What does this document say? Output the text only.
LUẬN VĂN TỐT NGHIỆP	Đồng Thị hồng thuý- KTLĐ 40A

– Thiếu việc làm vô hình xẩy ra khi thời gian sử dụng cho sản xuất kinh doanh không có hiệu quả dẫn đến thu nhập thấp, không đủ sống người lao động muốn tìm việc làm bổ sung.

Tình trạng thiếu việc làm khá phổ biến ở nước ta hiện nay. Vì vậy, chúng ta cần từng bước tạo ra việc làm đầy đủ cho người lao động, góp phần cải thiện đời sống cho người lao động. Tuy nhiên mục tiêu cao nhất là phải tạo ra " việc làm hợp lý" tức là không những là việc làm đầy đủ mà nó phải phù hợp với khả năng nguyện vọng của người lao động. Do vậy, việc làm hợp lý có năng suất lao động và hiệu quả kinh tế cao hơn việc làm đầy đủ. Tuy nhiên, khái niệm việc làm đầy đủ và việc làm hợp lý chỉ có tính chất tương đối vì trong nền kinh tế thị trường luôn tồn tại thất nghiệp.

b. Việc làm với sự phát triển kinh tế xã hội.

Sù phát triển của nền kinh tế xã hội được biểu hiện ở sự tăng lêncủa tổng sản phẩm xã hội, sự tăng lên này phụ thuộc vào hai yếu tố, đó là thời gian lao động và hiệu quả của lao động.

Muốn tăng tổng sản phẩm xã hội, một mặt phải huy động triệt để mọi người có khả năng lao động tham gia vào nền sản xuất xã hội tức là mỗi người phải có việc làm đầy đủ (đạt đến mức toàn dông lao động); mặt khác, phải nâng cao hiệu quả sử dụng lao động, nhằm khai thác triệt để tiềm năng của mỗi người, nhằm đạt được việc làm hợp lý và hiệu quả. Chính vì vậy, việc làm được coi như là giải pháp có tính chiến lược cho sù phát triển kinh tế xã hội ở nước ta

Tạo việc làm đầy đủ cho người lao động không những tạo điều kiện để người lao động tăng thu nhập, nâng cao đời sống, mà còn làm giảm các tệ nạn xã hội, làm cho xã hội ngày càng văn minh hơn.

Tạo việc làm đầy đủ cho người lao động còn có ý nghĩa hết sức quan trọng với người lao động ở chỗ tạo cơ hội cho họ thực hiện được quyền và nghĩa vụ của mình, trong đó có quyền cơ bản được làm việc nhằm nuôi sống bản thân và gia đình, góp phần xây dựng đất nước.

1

# # # # #

:: WHAT TO PRODUCE ::
All of the material above needs to be retyped word for word.

:: RESPONSE TO THE TASK ::
What does this document say? Output the text only.
LUẬN VĂN TỐT NGHIỆP	Đồng Thị hồng thuý- KTLĐ 40A

– Thiếu việc làm vô hình xẩy ra khi thời gian sử dụng cho sản xuất kinh doanh không có hiệu quả dẫn đến thu nhập thấp, không đủ sống người lao động muốn tìm việc làm bổ sung.

Tình trạng thiếu việc làm khá phổ biến ở nước ta hiện nay. Vì vậy, chúng ta cần từng bước tạo ra việc làm đầy đủ cho người lao động, góp phần cải thiện đời sống cho người lao động. Tuy nhiên mục tiêu cao nhất là phải tạo ra " việc làm hợp lý" tức là không những là việc làm đầy đủ mà nó phải phù hợp với khả năng nguyện vọng của người lao động. Do vậy, việc làm hợp lý có năng suất lao động và hiệu quả kinh tế cao hơn việc làm đầy đủ. Tuy nhiên, khái niệm việc làm đầy đủ và việc làm hợp lý chỉ có tính chất tương đối vì trong nền kinh tế thị trường luôn tồn tại thất nghiệp.

b. Việc làm với sự phát triển kinh tế xã hội.

Sù phát triển của nền kinh tế xã hội được biểu hiện ở sự tăng lêncủa tổng sản phẩm xã hội, sự tăng lên này phụ thuộc vào hai yếu tố, đó là thời gian lao động và hiệu quả của lao động.

Muốn tăng tổng sản phẩm xã hội, một mặt phải huy động triệt để mọi người có khả năng lao động tham gia vào nền sản xuất xã hội tức là mỗi người phải có việc làm đầy đủ (đạt đến mức toàn dông lao động); mặt khác, phải nâng cao hiệu quả sử dụng lao động, nhằm khai thác triệt để tiềm năng của mỗi người, nhằm đạt được việc làm hợp lý và hiệu quả. Chính vì vậy, việc làm được coi như là giải pháp có tính chiến lược cho sù phát triển kinh tế xã hội ở nước ta

Tạo việc làm đầy đủ cho người lao động không những tạo điều kiện để người lao động tăng thu nhập, nâng cao đời sống, mà còn làm giảm các tệ nạn xã hội, làm cho xã hội ngày càng văn minh hơn.

Tạo việc làm đầy đủ cho người lao động còn có ý nghĩa hết sức quan trọng với người lao động ở chỗ tạo cơ hội cho họ thực hiện được quyền và nghĩa vụ của mình, trong đó có quyền cơ bản được làm việc nhằm nuôi sống bản thân và gia đình, góp phần xây dựng đất nước.

1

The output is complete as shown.